- Task to carry out
Retype every one of the lines below exactly as they appear, omitting the pictures.

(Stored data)
═══

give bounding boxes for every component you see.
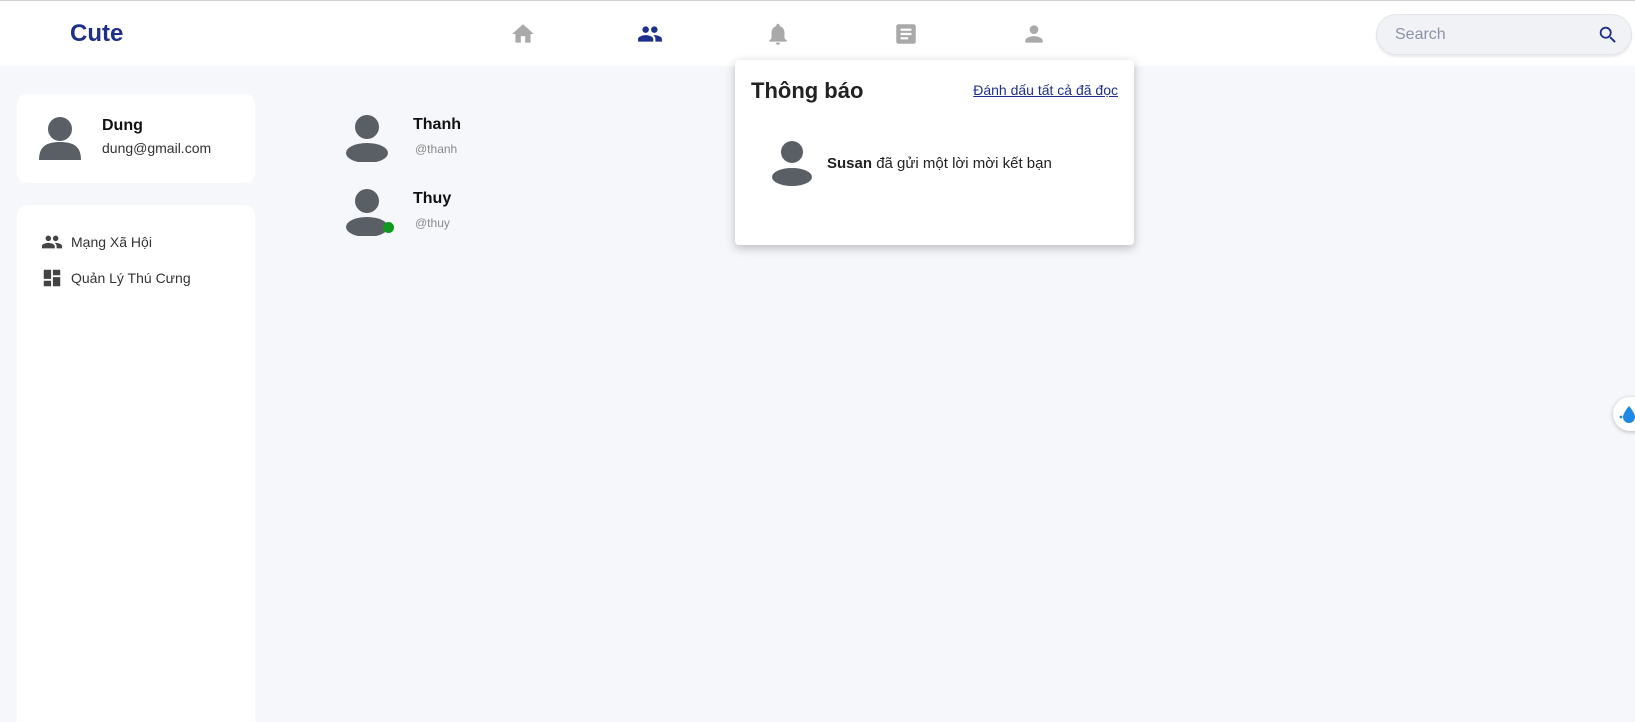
water-drop-icon [1619, 406, 1635, 423]
friend-item[interactable]: Thanh @thanh [345, 114, 605, 174]
profile-email: dung@gmail.com [102, 140, 212, 156]
nav-friends-icon[interactable] [637, 21, 663, 47]
search-input[interactable] [1395, 24, 1585, 46]
sidebar-item-pet-management[interactable]: Quản Lý Thú Cưng [41, 265, 191, 291]
nav-notifications-icon[interactable] [765, 21, 791, 47]
notification-text: Susan đã gửi một lời mời kết bạn [827, 155, 1052, 172]
sidebar-item-social-network[interactable]: Mạng Xã Hội [41, 229, 152, 255]
friend-handle: @thuy [415, 216, 450, 230]
sidebar-item-label: Mạng Xã Hội [71, 234, 152, 250]
dashboard-icon [43, 269, 61, 287]
avatar [772, 141, 812, 186]
sidebar-item-label: Quản Lý Thú Cưng [71, 270, 191, 286]
friend-name: Thuy [413, 190, 452, 207]
profile-name: Dung [102, 117, 143, 134]
search-box [1376, 14, 1632, 55]
friend-item[interactable]: Thuy @thuy [345, 188, 605, 248]
online-status-indicator [383, 222, 394, 233]
friend-name: Thanh [413, 116, 461, 133]
nav-home-icon[interactable] [510, 21, 536, 47]
nav-posts-icon[interactable] [893, 21, 919, 47]
people-icon [41, 235, 63, 249]
notification-actor: Susan [827, 155, 873, 172]
notifications-title: Thông báo [751, 78, 864, 103]
top-navbar: Cute [0, 0, 1635, 66]
notifications-dropdown: Thông báo Đánh dấu tất cả đã đọc Susan đ… [735, 60, 1134, 245]
floating-widget[interactable] [1613, 397, 1635, 431]
sidebar-menu: Mạng Xã Hội Quản Lý Thú Cưng [17, 205, 255, 722]
search-icon[interactable] [1597, 24, 1619, 46]
avatar [39, 117, 81, 160]
avatar [346, 115, 388, 162]
profile-card[interactable]: Dung dung@gmail.com [17, 94, 255, 183]
friend-handle: @thanh [415, 142, 458, 156]
app-logo[interactable]: Cute [70, 20, 123, 48]
mark-all-read-link[interactable]: Đánh dấu tất cả đã đọc [973, 82, 1118, 98]
nav-profile-icon[interactable] [1021, 21, 1047, 47]
notification-message: đã gửi một lời mời kết bạn [876, 155, 1052, 172]
notification-item[interactable]: Susan đã gửi một lời mời kết bạn [771, 140, 1111, 190]
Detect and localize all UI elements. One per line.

═══

- Answer to the task
give bounding boxes for every component you see.
water-drop-icon [1619, 406, 1635, 423]
friend-item[interactable]: Thanh @thanh [345, 114, 605, 174]
profile-email: dung@gmail.com [102, 140, 212, 156]
nav-friends-icon[interactable] [637, 21, 663, 47]
search-input[interactable] [1395, 24, 1585, 46]
sidebar-item-pet-management[interactable]: Quản Lý Thú Cưng [41, 265, 191, 291]
nav-notifications-icon[interactable] [765, 21, 791, 47]
notification-text: Susan đã gửi một lời mời kết bạn [827, 155, 1052, 172]
sidebar-item-social-network[interactable]: Mạng Xã Hội [41, 229, 152, 255]
friend-handle: @thuy [415, 216, 450, 230]
sidebar-item-label: Mạng Xã Hội [71, 234, 152, 250]
dashboard-icon [43, 269, 61, 287]
avatar [772, 141, 812, 186]
sidebar-item-label: Quản Lý Thú Cưng [71, 270, 191, 286]
friend-name: Thuy [413, 190, 452, 207]
profile-name: Dung [102, 117, 143, 134]
search-box [1376, 14, 1632, 55]
friend-item[interactable]: Thuy @thuy [345, 188, 605, 248]
online-status-indicator [383, 222, 394, 233]
friend-name: Thanh [413, 116, 461, 133]
nav-home-icon[interactable] [510, 21, 536, 47]
nav-posts-icon[interactable] [893, 21, 919, 47]
people-icon [41, 235, 63, 249]
notification-actor: Susan [827, 155, 873, 172]
notifications-title: Thông báo [751, 78, 864, 103]
top-navbar: Cute [0, 0, 1635, 66]
notifications-dropdown: Thông báo Đánh dấu tất cả đã đọc Susan đ… [735, 60, 1134, 245]
floating-widget[interactable] [1613, 397, 1635, 431]
sidebar-menu: Mạng Xã Hội Quản Lý Thú Cưng [17, 205, 255, 722]
search-icon[interactable] [1597, 24, 1619, 46]
avatar [39, 117, 81, 160]
avatar [346, 115, 388, 162]
profile-card[interactable]: Dung dung@gmail.com [17, 94, 255, 183]
friend-handle: @thanh [415, 142, 458, 156]
app-logo[interactable]: Cute [70, 20, 123, 48]
mark-all-read-link[interactable]: Đánh dấu tất cả đã đọc [973, 82, 1118, 98]
nav-profile-icon[interactable] [1021, 21, 1047, 47]
notification-message: đã gửi một lời mời kết bạn [876, 155, 1052, 172]
notification-item[interactable]: Susan đã gửi một lời mời kết bạn [771, 140, 1111, 190]
Detect and localize all UI elements. One per line.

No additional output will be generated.